> [Requirements] Every entry needs to be reproduced exactly.

Recorded data
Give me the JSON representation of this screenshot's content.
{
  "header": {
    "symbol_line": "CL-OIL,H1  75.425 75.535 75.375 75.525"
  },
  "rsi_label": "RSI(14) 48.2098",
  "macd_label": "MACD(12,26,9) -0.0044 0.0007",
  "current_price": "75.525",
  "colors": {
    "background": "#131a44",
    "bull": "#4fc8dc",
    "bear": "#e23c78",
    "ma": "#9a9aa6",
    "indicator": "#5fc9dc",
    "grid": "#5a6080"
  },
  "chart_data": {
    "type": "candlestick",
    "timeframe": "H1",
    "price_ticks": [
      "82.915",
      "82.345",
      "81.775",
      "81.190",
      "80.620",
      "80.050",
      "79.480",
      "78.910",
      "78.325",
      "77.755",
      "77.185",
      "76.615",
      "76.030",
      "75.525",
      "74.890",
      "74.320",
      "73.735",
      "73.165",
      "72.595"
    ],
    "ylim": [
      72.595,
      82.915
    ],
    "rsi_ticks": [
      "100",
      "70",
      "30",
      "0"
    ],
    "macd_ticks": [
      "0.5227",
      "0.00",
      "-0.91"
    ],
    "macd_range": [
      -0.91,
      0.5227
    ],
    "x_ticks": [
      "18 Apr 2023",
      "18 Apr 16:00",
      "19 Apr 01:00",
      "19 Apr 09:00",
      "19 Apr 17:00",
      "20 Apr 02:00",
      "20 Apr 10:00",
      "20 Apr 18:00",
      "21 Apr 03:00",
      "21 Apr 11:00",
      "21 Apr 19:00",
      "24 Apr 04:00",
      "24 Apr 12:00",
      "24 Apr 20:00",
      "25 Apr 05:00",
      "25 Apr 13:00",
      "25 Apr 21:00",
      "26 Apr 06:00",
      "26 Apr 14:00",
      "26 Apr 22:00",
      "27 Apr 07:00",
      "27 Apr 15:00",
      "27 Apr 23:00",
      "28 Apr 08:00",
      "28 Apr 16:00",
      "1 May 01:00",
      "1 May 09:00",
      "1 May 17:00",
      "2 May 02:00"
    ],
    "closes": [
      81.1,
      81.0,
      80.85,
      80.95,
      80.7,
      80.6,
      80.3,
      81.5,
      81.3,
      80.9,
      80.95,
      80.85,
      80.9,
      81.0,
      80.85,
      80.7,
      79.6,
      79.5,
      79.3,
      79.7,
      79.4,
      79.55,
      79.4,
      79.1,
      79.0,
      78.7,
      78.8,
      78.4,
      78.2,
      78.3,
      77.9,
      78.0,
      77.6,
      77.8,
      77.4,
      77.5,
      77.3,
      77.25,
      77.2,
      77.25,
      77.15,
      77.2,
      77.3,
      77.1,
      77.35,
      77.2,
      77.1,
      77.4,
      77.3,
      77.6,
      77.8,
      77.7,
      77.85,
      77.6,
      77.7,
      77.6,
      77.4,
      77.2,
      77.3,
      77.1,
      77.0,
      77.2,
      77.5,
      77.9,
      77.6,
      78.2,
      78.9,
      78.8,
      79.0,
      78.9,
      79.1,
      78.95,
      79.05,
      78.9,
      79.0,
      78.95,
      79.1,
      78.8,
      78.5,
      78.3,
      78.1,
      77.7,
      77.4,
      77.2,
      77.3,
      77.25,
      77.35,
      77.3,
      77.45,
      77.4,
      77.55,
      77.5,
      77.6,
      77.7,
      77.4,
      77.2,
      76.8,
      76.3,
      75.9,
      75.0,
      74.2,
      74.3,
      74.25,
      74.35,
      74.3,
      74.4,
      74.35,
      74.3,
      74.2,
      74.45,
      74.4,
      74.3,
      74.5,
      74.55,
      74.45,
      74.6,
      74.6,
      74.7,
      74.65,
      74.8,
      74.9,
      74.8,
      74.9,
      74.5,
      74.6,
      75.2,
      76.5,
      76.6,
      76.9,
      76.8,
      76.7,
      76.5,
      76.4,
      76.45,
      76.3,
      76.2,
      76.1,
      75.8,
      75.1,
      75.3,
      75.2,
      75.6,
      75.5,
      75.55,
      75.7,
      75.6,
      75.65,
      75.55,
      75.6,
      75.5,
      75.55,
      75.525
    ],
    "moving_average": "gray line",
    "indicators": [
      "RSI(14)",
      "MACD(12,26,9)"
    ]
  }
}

> [Exercise answer]
Give me the JSON representation of this screenshot's content.
{
  "header": {
    "symbol_line": "CL-OIL,H1  75.425 75.535 75.375 75.525"
  },
  "rsi_label": "RSI(14) 48.2098",
  "macd_label": "MACD(12,26,9) -0.0044 0.0007",
  "current_price": "75.525",
  "colors": {
    "background": "#131a44",
    "bull": "#4fc8dc",
    "bear": "#e23c78",
    "ma": "#9a9aa6",
    "indicator": "#5fc9dc",
    "grid": "#5a6080"
  },
  "chart_data": {
    "type": "candlestick",
    "timeframe": "H1",
    "price_ticks": [
      "82.915",
      "82.345",
      "81.775",
      "81.190",
      "80.620",
      "80.050",
      "79.480",
      "78.910",
      "78.325",
      "77.755",
      "77.185",
      "76.615",
      "76.030",
      "75.525",
      "74.890",
      "74.320",
      "73.735",
      "73.165",
      "72.595"
    ],
    "ylim": [
      72.595,
      82.915
    ],
    "rsi_ticks": [
      "100",
      "70",
      "30",
      "0"
    ],
    "macd_ticks": [
      "0.5227",
      "0.00",
      "-0.91"
    ],
    "macd_range": [
      -0.91,
      0.5227
    ],
    "x_ticks": [
      "18 Apr 2023",
      "18 Apr 16:00",
      "19 Apr 01:00",
      "19 Apr 09:00",
      "19 Apr 17:00",
      "20 Apr 02:00",
      "20 Apr 10:00",
      "20 Apr 18:00",
      "21 Apr 03:00",
      "21 Apr 11:00",
      "21 Apr 19:00",
      "24 Apr 04:00",
      "24 Apr 12:00",
      "24 Apr 20:00",
      "25 Apr 05:00",
      "25 Apr 13:00",
      "25 Apr 21:00",
      "26 Apr 06:00",
      "26 Apr 14:00",
      "26 Apr 22:00",
      "27 Apr 07:00",
      "27 Apr 15:00",
      "27 Apr 23:00",
      "28 Apr 08:00",
      "28 Apr 16:00",
      "1 May 01:00",
      "1 May 09:00",
      "1 May 17:00",
      "2 May 02:00"
    ],
    "closes": [
      81.1,
      81.0,
      80.85,
      80.95,
      80.7,
      80.6,
      80.3,
      81.5,
      81.3,
      80.9,
      80.95,
      80.85,
      80.9,
      81.0,
      80.85,
      80.7,
      79.6,
      79.5,
      79.3,
      79.7,
      79.4,
      79.55,
      79.4,
      79.1,
      79.0,
      78.7,
      78.8,
      78.4,
      78.2,
      78.3,
      77.9,
      78.0,
      77.6,
      77.8,
      77.4,
      77.5,
      77.3,
      77.25,
      77.2,
      77.25,
      77.15,
      77.2,
      77.3,
      77.1,
      77.35,
      77.2,
      77.1,
      77.4,
      77.3,
      77.6,
      77.8,
      77.7,
      77.85,
      77.6,
      77.7,
      77.6,
      77.4,
      77.2,
      77.3,
      77.1,
      77.0,
      77.2,
      77.5,
      77.9,
      77.6,
      78.2,
      78.9,
      78.8,
      79.0,
      78.9,
      79.1,
      78.95,
      79.05,
      78.9,
      79.0,
      78.95,
      79.1,
      78.8,
      78.5,
      78.3,
      78.1,
      77.7,
      77.4,
      77.2,
      77.3,
      77.25,
      77.35,
      77.3,
      77.45,
      77.4,
      77.55,
      77.5,
      77.6,
      77.7,
      77.4,
      77.2,
      76.8,
      76.3,
      75.9,
      75.0,
      74.2,
      74.3,
      74.25,
      74.35,
      74.3,
      74.4,
      74.35,
      74.3,
      74.2,
      74.45,
      74.4,
      74.3,
      74.5,
      74.55,
      74.45,
      74.6,
      74.6,
      74.7,
      74.65,
      74.8,
      74.9,
      74.8,
      74.9,
      74.5,
      74.6,
      75.2,
      76.5,
      76.6,
      76.9,
      76.8,
      76.7,
      76.5,
      76.4,
      76.45,
      76.3,
      76.2,
      76.1,
      75.8,
      75.1,
      75.3,
      75.2,
      75.6,
      75.5,
      75.55,
      75.7,
      75.6,
      75.65,
      75.55,
      75.6,
      75.5,
      75.55,
      75.525
    ],
    "moving_average": "gray line",
    "indicators": [
      "RSI(14)",
      "MACD(12,26,9)"
    ]
  }
}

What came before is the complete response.